◆ RECORDS SUPPLIED
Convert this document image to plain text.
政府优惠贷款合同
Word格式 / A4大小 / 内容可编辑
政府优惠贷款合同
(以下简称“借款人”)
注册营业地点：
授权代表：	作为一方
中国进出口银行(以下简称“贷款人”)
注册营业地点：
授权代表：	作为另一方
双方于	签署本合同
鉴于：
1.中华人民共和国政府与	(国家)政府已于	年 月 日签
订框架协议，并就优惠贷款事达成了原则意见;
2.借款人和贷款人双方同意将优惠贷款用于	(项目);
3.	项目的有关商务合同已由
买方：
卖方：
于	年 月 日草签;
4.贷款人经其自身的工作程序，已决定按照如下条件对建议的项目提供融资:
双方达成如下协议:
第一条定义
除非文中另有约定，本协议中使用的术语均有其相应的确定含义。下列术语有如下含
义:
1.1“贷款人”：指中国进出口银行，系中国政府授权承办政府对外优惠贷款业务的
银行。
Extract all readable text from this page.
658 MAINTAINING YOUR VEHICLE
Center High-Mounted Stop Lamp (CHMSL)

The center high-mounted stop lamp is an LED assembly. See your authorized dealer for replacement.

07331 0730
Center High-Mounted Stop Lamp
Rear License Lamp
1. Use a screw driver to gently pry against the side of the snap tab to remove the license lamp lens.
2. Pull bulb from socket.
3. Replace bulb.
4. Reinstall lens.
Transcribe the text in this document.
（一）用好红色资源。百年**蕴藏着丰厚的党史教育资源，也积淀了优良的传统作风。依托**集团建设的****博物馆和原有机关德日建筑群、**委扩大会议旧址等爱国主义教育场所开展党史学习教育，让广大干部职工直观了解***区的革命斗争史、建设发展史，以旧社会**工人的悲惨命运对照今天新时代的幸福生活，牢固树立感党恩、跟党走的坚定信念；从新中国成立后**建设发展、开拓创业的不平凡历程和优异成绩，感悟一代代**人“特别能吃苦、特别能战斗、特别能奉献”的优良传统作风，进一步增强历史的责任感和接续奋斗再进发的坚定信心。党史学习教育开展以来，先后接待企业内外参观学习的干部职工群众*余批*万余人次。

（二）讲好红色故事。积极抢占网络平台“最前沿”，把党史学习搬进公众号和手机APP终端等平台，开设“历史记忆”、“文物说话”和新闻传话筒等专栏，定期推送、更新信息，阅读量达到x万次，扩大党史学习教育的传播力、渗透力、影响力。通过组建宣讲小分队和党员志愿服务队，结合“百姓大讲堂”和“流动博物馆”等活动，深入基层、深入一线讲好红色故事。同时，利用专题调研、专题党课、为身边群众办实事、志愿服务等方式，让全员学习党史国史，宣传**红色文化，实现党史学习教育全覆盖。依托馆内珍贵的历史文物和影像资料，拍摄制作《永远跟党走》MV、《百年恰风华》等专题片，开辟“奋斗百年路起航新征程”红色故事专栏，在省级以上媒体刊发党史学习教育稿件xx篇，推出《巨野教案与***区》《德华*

◆ WHAT YOU SHOULD DO
Transcribe every record above exactly as it appears.

◆ TASK OUTPUT
Convert this document image to plain text.
政府优惠贷款合同
Word格式 / A4大小 / 内容可编辑
政府优惠贷款合同
(以下简称“借款人”)
注册营业地点：
授权代表：	作为一方
中国进出口银行(以下简称“贷款人”)
注册营业地点：
授权代表：	作为另一方
双方于	签署本合同
鉴于：
1.中华人民共和国政府与	(国家)政府已于	年 月 日签
订框架协议，并就优惠贷款事达成了原则意见;
2.借款人和贷款人双方同意将优惠贷款用于	(项目);
3.	项目的有关商务合同已由
买方：
卖方：
于	年 月 日草签;
4.贷款人经其自身的工作程序，已决定按照如下条件对建议的项目提供融资:
双方达成如下协议:
第一条定义
除非文中另有约定，本协议中使用的术语均有其相应的确定含义。下列术语有如下含
义:
1.1“贷款人”：指中国进出口银行，系中国政府授权承办政府对外优惠贷款业务的
银行。
Extract all readable text from this page.
658 MAINTAINING YOUR VEHICLE
Center High-Mounted Stop Lamp (CHMSL)

The center high-mounted stop lamp is an LED assembly. See your authorized dealer for replacement.

07331 0730
Center High-Mounted Stop Lamp
Rear License Lamp
1. Use a screw driver to gently pry against the side of the snap tab to remove the license lamp lens.
2. Pull bulb from socket.
3. Replace bulb.
4. Reinstall lens.
Transcribe the text in this document.
（一）用好红色资源。百年**蕴藏着丰厚的党史教育资源，也积淀了优良的传统作风。依托**集团建设的****博物馆和原有机关德日建筑群、**委扩大会议旧址等爱国主义教育场所开展党史学习教育，让广大干部职工直观了解***区的革命斗争史、建设发展史，以旧社会**工人的悲惨命运对照今天新时代的幸福生活，牢固树立感党恩、跟党走的坚定信念；从新中国成立后**建设发展、开拓创业的不平凡历程和优异成绩，感悟一代代**人“特别能吃苦、特别能战斗、特别能奉献”的优良传统作风，进一步增强历史的责任感和接续奋斗再进发的坚定信心。党史学习教育开展以来，先后接待企业内外参观学习的干部职工群众*余批*万余人次。

（二）讲好红色故事。积极抢占网络平台“最前沿”，把党史学习搬进公众号和手机APP终端等平台，开设“历史记忆”、“文物说话”和新闻传话筒等专栏，定期推送、更新信息，阅读量达到x万次，扩大党史学习教育的传播力、渗透力、影响力。通过组建宣讲小分队和党员志愿服务队，结合“百姓大讲堂”和“流动博物馆”等活动，深入基层、深入一线讲好红色故事。同时，利用专题调研、专题党课、为身边群众办实事、志愿服务等方式，让全员学习党史国史，宣传**红色文化，实现党史学习教育全覆盖。依托馆内珍贵的历史文物和影像资料，拍摄制作《永远跟党走》MV、《百年恰风华》等专题片，开辟“奋斗百年路起航新征程”红色故事专栏，在省级以上媒体刊发党史学习教育稿件xx篇，推出《巨野教案与***区》《德华*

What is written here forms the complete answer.